# WHAT THE TASK ASKS
Without the images, write out the whole listing exactly.

—————

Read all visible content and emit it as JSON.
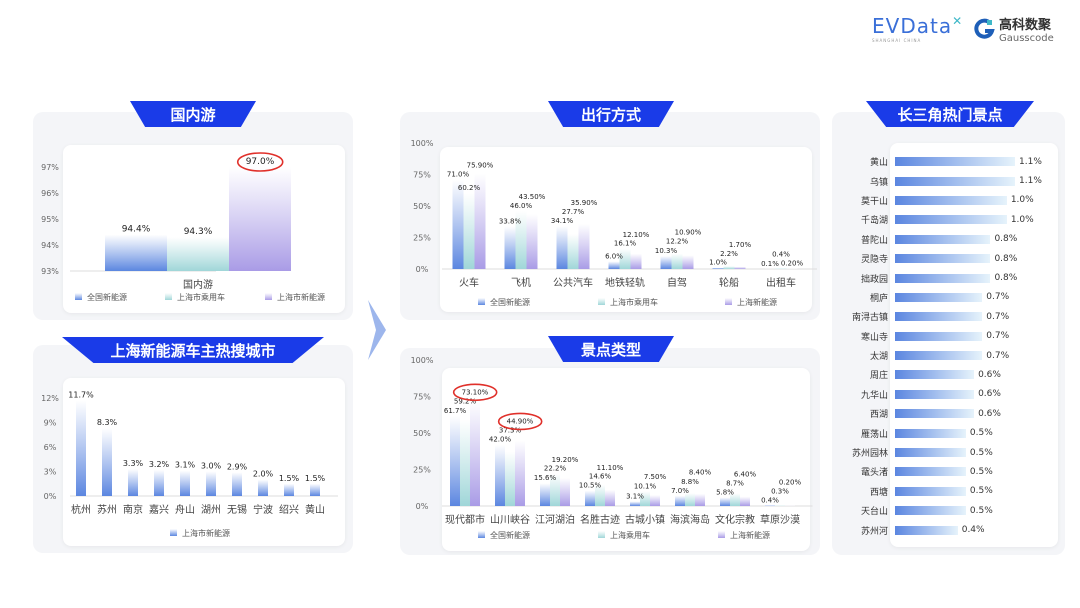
{
  "logos": {
    "evdata": "EVData",
    "evdata_sub": "SHANGHAI CHINA",
    "gauss_cn": "高科数聚",
    "gauss_en": "Gausscode"
  },
  "colors": {
    "badge": "#1a3be8",
    "series1": "#5b86e0",
    "series2": "#9fd6d8",
    "series3": "#a99be6",
    "highlight": "#e0302a"
  },
  "sections": {
    "domestic": "国内游",
    "cities": "上海新能源车主热搜城市",
    "travel": "出行方式",
    "scenic": "景点类型",
    "ranking": "长三角热门景点"
  },
  "chart_data": [
    {
      "id": "domestic",
      "type": "bar",
      "categories": [
        "国内游"
      ],
      "ylim": [
        93,
        97
      ],
      "yticks": [
        "93%",
        "94%",
        "95%",
        "96%",
        "97%"
      ],
      "series": [
        {
          "name": "全国新能源",
          "values": [
            94.4
          ],
          "labels": [
            "94.4%"
          ]
        },
        {
          "name": "上海市乘用车",
          "values": [
            94.3
          ],
          "labels": [
            "94.3%"
          ]
        },
        {
          "name": "上海市新能源",
          "values": [
            97.0
          ],
          "labels": [
            "97.0%"
          ]
        }
      ],
      "highlighted": [
        "97.0%"
      ],
      "legend": "bottom"
    },
    {
      "id": "cities",
      "type": "bar",
      "categories": [
        "杭州",
        "苏州",
        "南京",
        "嘉兴",
        "舟山",
        "湖州",
        "无锡",
        "宁波",
        "绍兴",
        "黄山"
      ],
      "ylim": [
        0,
        12
      ],
      "yticks": [
        "0%",
        "3%",
        "6%",
        "9%",
        "12%"
      ],
      "series": [
        {
          "name": "上海市新能源",
          "values": [
            11.7,
            8.3,
            3.3,
            3.2,
            3.1,
            3.0,
            2.9,
            2.0,
            1.5,
            1.5
          ],
          "labels": [
            "11.7%",
            "8.3%",
            "3.3%",
            "3.2%",
            "3.1%",
            "3.0%",
            "2.9%",
            "2.0%",
            "1.5%",
            "1.5%"
          ]
        }
      ],
      "legend": "bottom"
    },
    {
      "id": "travel",
      "type": "bar",
      "categories": [
        "火车",
        "飞机",
        "公共汽车",
        "地铁轻轨",
        "自驾",
        "轮船",
        "出租车"
      ],
      "ylim": [
        0,
        100
      ],
      "yticks": [
        "0%",
        "25%",
        "50%",
        "75%",
        "100%"
      ],
      "series": [
        {
          "name": "全国新能源",
          "values": [
            71.0,
            33.8,
            34.1,
            6.0,
            10.3,
            1.0,
            0.1
          ],
          "labels": [
            "71.0%",
            "33.8%",
            "34.1%",
            "6.0%",
            "10.3%",
            "1.0%",
            "0.1%"
          ]
        },
        {
          "name": "上海市乘用车",
          "values": [
            60.2,
            46.0,
            27.7,
            16.1,
            12.2,
            2.2,
            0.4
          ],
          "labels": [
            "60.2%",
            "46.0%",
            "27.7%",
            "16.1%",
            "12.2%",
            "2.2%",
            "0.4%"
          ]
        },
        {
          "name": "上海新能源",
          "values": [
            75.9,
            43.5,
            35.9,
            12.1,
            10.9,
            1.7,
            0.2
          ],
          "labels": [
            "75.90%",
            "43.50%",
            "35.90%",
            "12.10%",
            "10.90%",
            "1.70%",
            "0.20%"
          ]
        }
      ],
      "legend": "bottom"
    },
    {
      "id": "scenic",
      "type": "bar",
      "categories": [
        "现代都市",
        "山川峡谷",
        "江河湖泊",
        "名胜古迹",
        "古城小镇",
        "海滨海岛",
        "文化宗教",
        "草原沙漠"
      ],
      "ylim": [
        0,
        100
      ],
      "yticks": [
        "0%",
        "25%",
        "50%",
        "75%",
        "100%"
      ],
      "series": [
        {
          "name": "全国新能源",
          "values": [
            61.7,
            42.0,
            15.6,
            10.5,
            3.1,
            7.0,
            5.8,
            0.4
          ],
          "labels": [
            "61.7%",
            "42.0%",
            "15.6%",
            "10.5%",
            "3.1%",
            "7.0%",
            "5.8%",
            "0.4%"
          ]
        },
        {
          "name": "上海乘用车",
          "values": [
            59.2,
            37.3,
            22.2,
            14.6,
            10.1,
            8.8,
            8.7,
            0.3
          ],
          "labels": [
            "59.2%",
            "37.3%",
            "22.2%",
            "14.6%",
            "10.1%",
            "8.8%",
            "8.7%",
            "0.3%"
          ]
        },
        {
          "name": "上海新能源",
          "values": [
            73.1,
            44.9,
            19.2,
            11.1,
            7.5,
            8.4,
            6.4,
            0.2
          ],
          "labels": [
            "73.10%",
            "44.90%",
            "19.20%",
            "11.10%",
            "7.50%",
            "8.40%",
            "6.40%",
            "0.20%"
          ]
        }
      ],
      "highlighted": [
        "73.10%",
        "44.90%"
      ],
      "legend": "bottom"
    },
    {
      "id": "ranking",
      "type": "bar",
      "orientation": "horizontal",
      "categories": [
        "黄山",
        "乌镇",
        "莫干山",
        "千岛湖",
        "普陀山",
        "灵隐寺",
        "拙政园",
        "桐庐",
        "南浔古镇",
        "寒山寺",
        "太湖",
        "周庄",
        "九华山",
        "西湖",
        "雁荡山",
        "苏州园林",
        "鼋头渚",
        "西塘",
        "天台山",
        "苏州河"
      ],
      "values": [
        1.1,
        1.1,
        1.0,
        1.0,
        0.8,
        0.8,
        0.8,
        0.7,
        0.7,
        0.7,
        0.7,
        0.6,
        0.6,
        0.6,
        0.5,
        0.5,
        0.5,
        0.5,
        0.5,
        0.4
      ],
      "labels": [
        "1.1%",
        "1.1%",
        "1.0%",
        "1.0%",
        "0.8%",
        "0.8%",
        "0.8%",
        "0.7%",
        "0.7%",
        "0.7%",
        "0.7%",
        "0.6%",
        "0.6%",
        "0.6%",
        "0.5%",
        "0.5%",
        "0.5%",
        "0.5%",
        "0.5%",
        "0.4%"
      ]
    }
  ]
}
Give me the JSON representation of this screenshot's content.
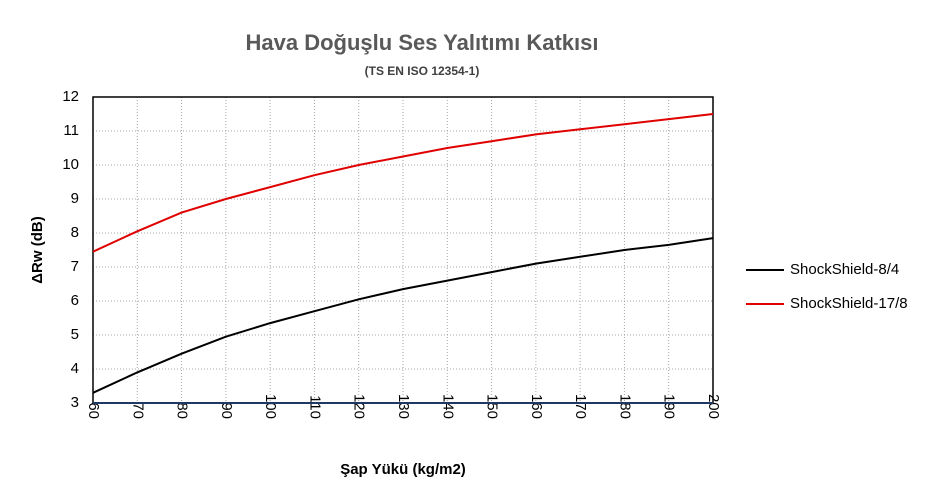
{
  "chart_data": {
    "type": "line",
    "title": "Hava Doğuşlu Ses Yalıtımı Katkısı",
    "subtitle": "(TS EN ISO 12354-1)",
    "x_label": "Şap Yükü (kg/m2)",
    "y_label": "ΔRw (dB)",
    "x": [
      60,
      70,
      80,
      90,
      100,
      110,
      120,
      130,
      140,
      150,
      160,
      170,
      180,
      190,
      200
    ],
    "series": [
      {
        "name": "ShockShield-8/4",
        "color": "#000000",
        "values": [
          3.3,
          3.9,
          4.45,
          4.95,
          5.35,
          5.7,
          6.05,
          6.35,
          6.6,
          6.85,
          7.1,
          7.3,
          7.5,
          7.65,
          7.85
        ]
      },
      {
        "name": "ShockShield-17/8",
        "color": "#e00000",
        "values": [
          7.45,
          8.05,
          8.6,
          9.0,
          9.35,
          9.7,
          10.0,
          10.25,
          10.5,
          10.7,
          10.9,
          11.05,
          11.2,
          11.35,
          11.5
        ]
      }
    ],
    "xlim": [
      60,
      200
    ],
    "xticks": [
      60,
      70,
      80,
      90,
      100,
      110,
      120,
      130,
      140,
      150,
      160,
      170,
      180,
      190,
      200
    ],
    "ylim": [
      3,
      12
    ],
    "yticks": [
      3,
      4,
      5,
      6,
      7,
      8,
      9,
      10,
      11,
      12
    ],
    "grid": true,
    "legend": "right"
  }
}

—————

# REPLY
Read all visible content and emit it as JSON.
{
  "logos": {
    "evdata": "EVData",
    "evdata_sub": "SHANGHAI CHINA",
    "gauss_cn": "高科数聚",
    "gauss_en": "Gausscode"
  },
  "colors": {
    "badge": "#1a3be8",
    "series1": "#5b86e0",
    "series2": "#9fd6d8",
    "series3": "#a99be6",
    "highlight": "#e0302a"
  },
  "sections": {
    "domestic": "国内游",
    "cities": "上海新能源车主热搜城市",
    "travel": "出行方式",
    "scenic": "景点类型",
    "ranking": "长三角热门景点"
  },
  "chart_data": [
    {
      "id": "domestic",
      "type": "bar",
      "categories": [
        "国内游"
      ],
      "ylim": [
        93,
        97
      ],
      "yticks": [
        "93%",
        "94%",
        "95%",
        "96%",
        "97%"
      ],
      "series": [
        {
          "name": "全国新能源",
          "values": [
            94.4
          ],
          "labels": [
            "94.4%"
          ]
        },
        {
          "name": "上海市乘用车",
          "values": [
            94.3
          ],
          "labels": [
            "94.3%"
          ]
        },
        {
          "name": "上海市新能源",
          "values": [
            97.0
          ],
          "labels": [
            "97.0%"
          ]
        }
      ],
      "highlighted": [
        "97.0%"
      ],
      "legend": "bottom"
    },
    {
      "id": "cities",
      "type": "bar",
      "categories": [
        "杭州",
        "苏州",
        "南京",
        "嘉兴",
        "舟山",
        "湖州",
        "无锡",
        "宁波",
        "绍兴",
        "黄山"
      ],
      "ylim": [
        0,
        12
      ],
      "yticks": [
        "0%",
        "3%",
        "6%",
        "9%",
        "12%"
      ],
      "series": [
        {
          "name": "上海市新能源",
          "values": [
            11.7,
            8.3,
            3.3,
            3.2,
            3.1,
            3.0,
            2.9,
            2.0,
            1.5,
            1.5
          ],
          "labels": [
            "11.7%",
            "8.3%",
            "3.3%",
            "3.2%",
            "3.1%",
            "3.0%",
            "2.9%",
            "2.0%",
            "1.5%",
            "1.5%"
          ]
        }
      ],
      "legend": "bottom"
    },
    {
      "id": "travel",
      "type": "bar",
      "categories": [
        "火车",
        "飞机",
        "公共汽车",
        "地铁轻轨",
        "自驾",
        "轮船",
        "出租车"
      ],
      "ylim": [
        0,
        100
      ],
      "yticks": [
        "0%",
        "25%",
        "50%",
        "75%",
        "100%"
      ],
      "series": [
        {
          "name": "全国新能源",
          "values": [
            71.0,
            33.8,
            34.1,
            6.0,
            10.3,
            1.0,
            0.1
          ],
          "labels": [
            "71.0%",
            "33.8%",
            "34.1%",
            "6.0%",
            "10.3%",
            "1.0%",
            "0.1%"
          ]
        },
        {
          "name": "上海市乘用车",
          "values": [
            60.2,
            46.0,
            27.7,
            16.1,
            12.2,
            2.2,
            0.4
          ],
          "labels": [
            "60.2%",
            "46.0%",
            "27.7%",
            "16.1%",
            "12.2%",
            "2.2%",
            "0.4%"
          ]
        },
        {
          "name": "上海新能源",
          "values": [
            75.9,
            43.5,
            35.9,
            12.1,
            10.9,
            1.7,
            0.2
          ],
          "labels": [
            "75.90%",
            "43.50%",
            "35.90%",
            "12.10%",
            "10.90%",
            "1.70%",
            "0.20%"
          ]
        }
      ],
      "legend": "bottom"
    },
    {
      "id": "scenic",
      "type": "bar",
      "categories": [
        "现代都市",
        "山川峡谷",
        "江河湖泊",
        "名胜古迹",
        "古城小镇",
        "海滨海岛",
        "文化宗教",
        "草原沙漠"
      ],
      "ylim": [
        0,
        100
      ],
      "yticks": [
        "0%",
        "25%",
        "50%",
        "75%",
        "100%"
      ],
      "series": [
        {
          "name": "全国新能源",
          "values": [
            61.7,
            42.0,
            15.6,
            10.5,
            3.1,
            7.0,
            5.8,
            0.4
          ],
          "labels": [
            "61.7%",
            "42.0%",
            "15.6%",
            "10.5%",
            "3.1%",
            "7.0%",
            "5.8%",
            "0.4%"
          ]
        },
        {
          "name": "上海乘用车",
          "values": [
            59.2,
            37.3,
            22.2,
            14.6,
            10.1,
            8.8,
            8.7,
            0.3
          ],
          "labels": [
            "59.2%",
            "37.3%",
            "22.2%",
            "14.6%",
            "10.1%",
            "8.8%",
            "8.7%",
            "0.3%"
          ]
        },
        {
          "name": "上海新能源",
          "values": [
            73.1,
            44.9,
            19.2,
            11.1,
            7.5,
            8.4,
            6.4,
            0.2
          ],
          "labels": [
            "73.10%",
            "44.90%",
            "19.20%",
            "11.10%",
            "7.50%",
            "8.40%",
            "6.40%",
            "0.20%"
          ]
        }
      ],
      "highlighted": [
        "73.10%",
        "44.90%"
      ],
      "legend": "bottom"
    },
    {
      "id": "ranking",
      "type": "bar",
      "orientation": "horizontal",
      "categories": [
        "黄山",
        "乌镇",
        "莫干山",
        "千岛湖",
        "普陀山",
        "灵隐寺",
        "拙政园",
        "桐庐",
        "南浔古镇",
        "寒山寺",
        "太湖",
        "周庄",
        "九华山",
        "西湖",
        "雁荡山",
        "苏州园林",
        "鼋头渚",
        "西塘",
        "天台山",
        "苏州河"
      ],
      "values": [
        1.1,
        1.1,
        1.0,
        1.0,
        0.8,
        0.8,
        0.8,
        0.7,
        0.7,
        0.7,
        0.7,
        0.6,
        0.6,
        0.6,
        0.5,
        0.5,
        0.5,
        0.5,
        0.5,
        0.4
      ],
      "labels": [
        "1.1%",
        "1.1%",
        "1.0%",
        "1.0%",
        "0.8%",
        "0.8%",
        "0.8%",
        "0.7%",
        "0.7%",
        "0.7%",
        "0.7%",
        "0.6%",
        "0.6%",
        "0.6%",
        "0.5%",
        "0.5%",
        "0.5%",
        "0.5%",
        "0.5%",
        "0.4%"
      ]
    }
  ]
}
Give me the JSON representation of this screenshot's content.
{
  "chart_data": {
    "type": "line",
    "title": "Hava Doğuşlu Ses Yalıtımı Katkısı",
    "subtitle": "(TS EN ISO 12354-1)",
    "x_label": "Şap Yükü (kg/m2)",
    "y_label": "ΔRw (dB)",
    "x": [
      60,
      70,
      80,
      90,
      100,
      110,
      120,
      130,
      140,
      150,
      160,
      170,
      180,
      190,
      200
    ],
    "series": [
      {
        "name": "ShockShield-8/4",
        "color": "#000000",
        "values": [
          3.3,
          3.9,
          4.45,
          4.95,
          5.35,
          5.7,
          6.05,
          6.35,
          6.6,
          6.85,
          7.1,
          7.3,
          7.5,
          7.65,
          7.85
        ]
      },
      {
        "name": "ShockShield-17/8",
        "color": "#e00000",
        "values": [
          7.45,
          8.05,
          8.6,
          9.0,
          9.35,
          9.7,
          10.0,
          10.25,
          10.5,
          10.7,
          10.9,
          11.05,
          11.2,
          11.35,
          11.5
        ]
      }
    ],
    "xlim": [
      60,
      200
    ],
    "xticks": [
      60,
      70,
      80,
      90,
      100,
      110,
      120,
      130,
      140,
      150,
      160,
      170,
      180,
      190,
      200
    ],
    "ylim": [
      3,
      12
    ],
    "yticks": [
      3,
      4,
      5,
      6,
      7,
      8,
      9,
      10,
      11,
      12
    ],
    "grid": true,
    "legend": "right"
  }
}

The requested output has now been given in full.